Please list the sectors named in the blog post about the TTVN Users Conference in which the writer has colleagues.

Text passage |
● ● ● ●

In the same way that a GREAT administrative assistant is a huge asset, so is a GREAT Site Coordinator, and the program which supports them in their role.

Comments Off on Hello Galveston! Hello TTVN Users Conference!

In mid-February I attended the TTVN Users Conference in Galveston, Texas. TTVN is the Texas A&M University (TAMU)-owned videoconference network which serves the state of Texas and the TAMU System, and is also my former employer. This year marked the 20th anniversary of TTVN, and I was invited to come to be part of the celebration. I jumped at the opportunity to hang out with my old friends, co-workers, and colleagues. And since the location was the beautiful Moody Gardens Conference Center on Galveston Island, I had a great break from the nasty Chicago winter!

I expected that the conference would be, for me, more “hanging out,” and less business. After all, it is focused on the needs of the users of the network, which are predominantly state and university employees. Inasmuch as my business these days is more commercially-oriented, I did not expect the conference’s content to be terribly relevant.

I was wrong.

I am glad that I was wrong!

I did renew old friendships, and caught up with old friends and colleagues. But since the videoconferencing and unified communications community is relatively small, there is a good deal of crossover between my colleagues in the educational, non-profit, and for-profit sectors. So I met some great folks that I hope to do business with, and learned some cool and relevant things:

  1. IPv6 videoconference demonstration. The opening address of the conference featured a demonstration of TAMU’s recent IPv6 work with Polycom videoconferencing equipment. We had a connection from the conference in Galveston to Cheryl Cato, Associate Director for Computing and Infrastructure (and also a good friend), back in College Station. At the end of the high-bandwidth call, they pulled up the video call information screen of the Polycom system in Galveston to show that it was, indeed, using an IPv6 connection. Nicely done, folks!
  2. IPv6 – a.k.a “You remember Y2K? Well, this isn’t going to be as easy as that.” The conference featured a general session with Richard Jimmerson of ARIN (American Registry for Internet Numbers – www.arin.net). Honestly, I thought that this was going to be a pretty dry presentation. I mean, after all, it’s as simple as having an IP address for your computer (or videoconferencing equipment) that’s long and complicated, versus short and sweet, right? Well, it’s about that, but there is WAY more to the story than just that. Richard gives a really compelling presentation which, after you hear it, will likely turn you into an apologist for IPv6! I will write more about this in future blog posts.

● ● ● ●

Data for review |
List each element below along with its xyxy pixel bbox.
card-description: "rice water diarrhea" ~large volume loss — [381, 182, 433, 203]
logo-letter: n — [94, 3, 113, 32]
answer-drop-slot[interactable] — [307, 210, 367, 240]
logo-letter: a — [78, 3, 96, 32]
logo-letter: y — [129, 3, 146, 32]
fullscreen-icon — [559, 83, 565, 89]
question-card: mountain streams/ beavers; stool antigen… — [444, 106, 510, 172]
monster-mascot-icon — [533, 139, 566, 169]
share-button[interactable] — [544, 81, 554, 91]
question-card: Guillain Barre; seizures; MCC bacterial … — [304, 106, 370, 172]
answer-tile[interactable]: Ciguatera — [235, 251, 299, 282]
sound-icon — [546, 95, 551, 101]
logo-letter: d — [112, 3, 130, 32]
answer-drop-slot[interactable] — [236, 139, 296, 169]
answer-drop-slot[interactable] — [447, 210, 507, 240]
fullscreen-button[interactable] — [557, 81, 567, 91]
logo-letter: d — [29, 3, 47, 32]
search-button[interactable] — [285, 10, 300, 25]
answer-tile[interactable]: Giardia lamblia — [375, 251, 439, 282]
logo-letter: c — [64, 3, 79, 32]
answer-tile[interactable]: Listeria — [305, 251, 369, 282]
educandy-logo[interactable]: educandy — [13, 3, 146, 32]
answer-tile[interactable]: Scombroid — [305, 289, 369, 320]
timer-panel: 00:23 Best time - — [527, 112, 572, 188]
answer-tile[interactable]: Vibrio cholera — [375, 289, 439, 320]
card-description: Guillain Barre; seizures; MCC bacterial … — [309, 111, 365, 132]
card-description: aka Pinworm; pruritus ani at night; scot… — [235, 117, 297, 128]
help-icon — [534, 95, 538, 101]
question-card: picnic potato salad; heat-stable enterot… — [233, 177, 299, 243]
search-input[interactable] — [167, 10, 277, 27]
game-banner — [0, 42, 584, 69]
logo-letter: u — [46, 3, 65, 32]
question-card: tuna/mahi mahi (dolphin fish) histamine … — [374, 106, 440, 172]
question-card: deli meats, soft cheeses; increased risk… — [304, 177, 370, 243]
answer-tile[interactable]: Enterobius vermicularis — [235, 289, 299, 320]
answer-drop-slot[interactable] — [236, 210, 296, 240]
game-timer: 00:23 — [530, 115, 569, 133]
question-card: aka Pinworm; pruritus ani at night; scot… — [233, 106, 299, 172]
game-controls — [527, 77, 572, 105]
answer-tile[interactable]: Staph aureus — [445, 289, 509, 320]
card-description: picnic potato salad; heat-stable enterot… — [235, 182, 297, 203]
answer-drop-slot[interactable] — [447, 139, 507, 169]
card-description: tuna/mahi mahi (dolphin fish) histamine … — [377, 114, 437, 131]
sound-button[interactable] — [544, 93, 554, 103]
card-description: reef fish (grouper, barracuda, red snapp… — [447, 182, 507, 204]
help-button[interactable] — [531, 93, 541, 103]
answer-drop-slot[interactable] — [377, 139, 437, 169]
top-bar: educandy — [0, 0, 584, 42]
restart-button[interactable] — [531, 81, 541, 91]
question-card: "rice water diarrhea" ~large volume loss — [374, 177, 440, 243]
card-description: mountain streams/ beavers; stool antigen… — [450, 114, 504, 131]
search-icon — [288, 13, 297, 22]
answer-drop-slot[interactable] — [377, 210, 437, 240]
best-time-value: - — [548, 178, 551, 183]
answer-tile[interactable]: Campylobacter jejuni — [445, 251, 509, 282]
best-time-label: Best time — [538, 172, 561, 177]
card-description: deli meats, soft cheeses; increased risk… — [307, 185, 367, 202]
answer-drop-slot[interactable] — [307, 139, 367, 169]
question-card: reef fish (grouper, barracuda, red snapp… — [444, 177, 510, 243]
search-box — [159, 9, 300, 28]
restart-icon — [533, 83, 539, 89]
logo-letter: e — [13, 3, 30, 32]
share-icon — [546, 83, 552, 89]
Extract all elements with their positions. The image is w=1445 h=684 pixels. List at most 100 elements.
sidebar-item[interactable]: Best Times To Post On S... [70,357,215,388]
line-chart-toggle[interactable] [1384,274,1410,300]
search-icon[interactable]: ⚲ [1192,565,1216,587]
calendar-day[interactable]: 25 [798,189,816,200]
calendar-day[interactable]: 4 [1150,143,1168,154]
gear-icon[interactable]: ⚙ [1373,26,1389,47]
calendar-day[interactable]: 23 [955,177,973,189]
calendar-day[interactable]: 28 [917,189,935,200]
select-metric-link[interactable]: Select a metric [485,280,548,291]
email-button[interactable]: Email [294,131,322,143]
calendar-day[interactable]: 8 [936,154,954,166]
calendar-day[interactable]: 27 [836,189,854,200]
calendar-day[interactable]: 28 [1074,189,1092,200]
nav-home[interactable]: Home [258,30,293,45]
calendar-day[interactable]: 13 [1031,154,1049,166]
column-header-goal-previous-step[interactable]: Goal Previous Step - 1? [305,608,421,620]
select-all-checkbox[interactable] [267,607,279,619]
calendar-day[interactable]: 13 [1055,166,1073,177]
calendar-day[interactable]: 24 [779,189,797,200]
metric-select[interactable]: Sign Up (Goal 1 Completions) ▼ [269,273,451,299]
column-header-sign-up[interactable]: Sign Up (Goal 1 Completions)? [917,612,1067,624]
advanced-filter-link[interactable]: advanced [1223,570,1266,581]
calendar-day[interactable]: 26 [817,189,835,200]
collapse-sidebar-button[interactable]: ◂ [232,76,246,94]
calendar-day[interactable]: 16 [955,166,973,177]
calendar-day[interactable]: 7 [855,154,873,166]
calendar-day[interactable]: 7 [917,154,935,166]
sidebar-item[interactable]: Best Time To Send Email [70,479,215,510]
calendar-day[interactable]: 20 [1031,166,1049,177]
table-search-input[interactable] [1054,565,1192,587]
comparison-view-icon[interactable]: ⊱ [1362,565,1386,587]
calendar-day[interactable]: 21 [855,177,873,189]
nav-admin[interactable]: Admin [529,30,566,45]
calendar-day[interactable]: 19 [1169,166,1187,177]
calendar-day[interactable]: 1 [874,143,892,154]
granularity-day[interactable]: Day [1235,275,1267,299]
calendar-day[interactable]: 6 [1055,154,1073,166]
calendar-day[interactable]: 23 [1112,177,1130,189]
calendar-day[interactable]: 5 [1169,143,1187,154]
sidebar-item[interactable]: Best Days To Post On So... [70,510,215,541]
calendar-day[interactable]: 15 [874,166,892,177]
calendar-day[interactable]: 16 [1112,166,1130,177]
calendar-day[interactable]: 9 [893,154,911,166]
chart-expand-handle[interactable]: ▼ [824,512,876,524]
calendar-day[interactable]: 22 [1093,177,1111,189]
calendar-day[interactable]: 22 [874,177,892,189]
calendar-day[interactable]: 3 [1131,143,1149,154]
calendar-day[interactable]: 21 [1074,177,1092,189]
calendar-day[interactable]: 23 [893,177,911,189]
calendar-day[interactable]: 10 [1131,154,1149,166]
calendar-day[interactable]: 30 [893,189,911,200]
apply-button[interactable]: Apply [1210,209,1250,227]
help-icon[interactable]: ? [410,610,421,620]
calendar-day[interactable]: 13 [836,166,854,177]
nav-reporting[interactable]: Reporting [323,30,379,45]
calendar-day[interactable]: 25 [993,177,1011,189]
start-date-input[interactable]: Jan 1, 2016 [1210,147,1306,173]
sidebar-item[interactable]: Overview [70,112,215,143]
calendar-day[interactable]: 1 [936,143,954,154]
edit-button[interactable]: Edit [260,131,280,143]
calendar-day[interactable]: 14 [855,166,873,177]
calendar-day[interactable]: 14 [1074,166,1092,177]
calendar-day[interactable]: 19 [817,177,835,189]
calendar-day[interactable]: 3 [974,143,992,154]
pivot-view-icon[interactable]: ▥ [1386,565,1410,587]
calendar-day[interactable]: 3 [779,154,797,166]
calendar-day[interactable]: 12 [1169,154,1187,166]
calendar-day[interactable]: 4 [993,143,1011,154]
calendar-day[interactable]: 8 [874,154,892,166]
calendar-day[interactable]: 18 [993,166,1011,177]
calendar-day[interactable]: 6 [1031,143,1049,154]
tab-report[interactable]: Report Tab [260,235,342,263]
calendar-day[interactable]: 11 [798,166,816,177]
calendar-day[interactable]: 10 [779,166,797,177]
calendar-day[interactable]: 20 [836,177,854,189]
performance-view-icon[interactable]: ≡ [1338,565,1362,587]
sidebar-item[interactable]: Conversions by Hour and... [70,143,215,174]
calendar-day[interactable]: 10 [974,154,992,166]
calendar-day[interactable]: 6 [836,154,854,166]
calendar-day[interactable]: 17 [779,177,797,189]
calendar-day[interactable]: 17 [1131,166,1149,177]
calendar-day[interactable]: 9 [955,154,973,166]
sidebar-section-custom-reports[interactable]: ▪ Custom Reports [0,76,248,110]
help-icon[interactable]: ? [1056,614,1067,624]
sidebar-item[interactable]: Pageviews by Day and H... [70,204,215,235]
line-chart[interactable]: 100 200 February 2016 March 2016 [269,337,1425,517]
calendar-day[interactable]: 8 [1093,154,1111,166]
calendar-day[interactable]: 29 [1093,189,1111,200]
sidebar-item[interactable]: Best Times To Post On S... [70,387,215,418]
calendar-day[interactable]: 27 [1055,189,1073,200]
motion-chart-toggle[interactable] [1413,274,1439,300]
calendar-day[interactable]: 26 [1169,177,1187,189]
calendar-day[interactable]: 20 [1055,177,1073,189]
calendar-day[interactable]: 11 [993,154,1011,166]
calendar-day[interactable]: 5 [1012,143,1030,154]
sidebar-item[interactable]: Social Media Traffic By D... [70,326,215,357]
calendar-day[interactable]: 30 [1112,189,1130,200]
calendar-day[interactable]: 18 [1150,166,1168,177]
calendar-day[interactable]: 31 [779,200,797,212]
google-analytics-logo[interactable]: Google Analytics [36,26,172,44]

● ● ● ●

Your response | educational, non-profit, for-profit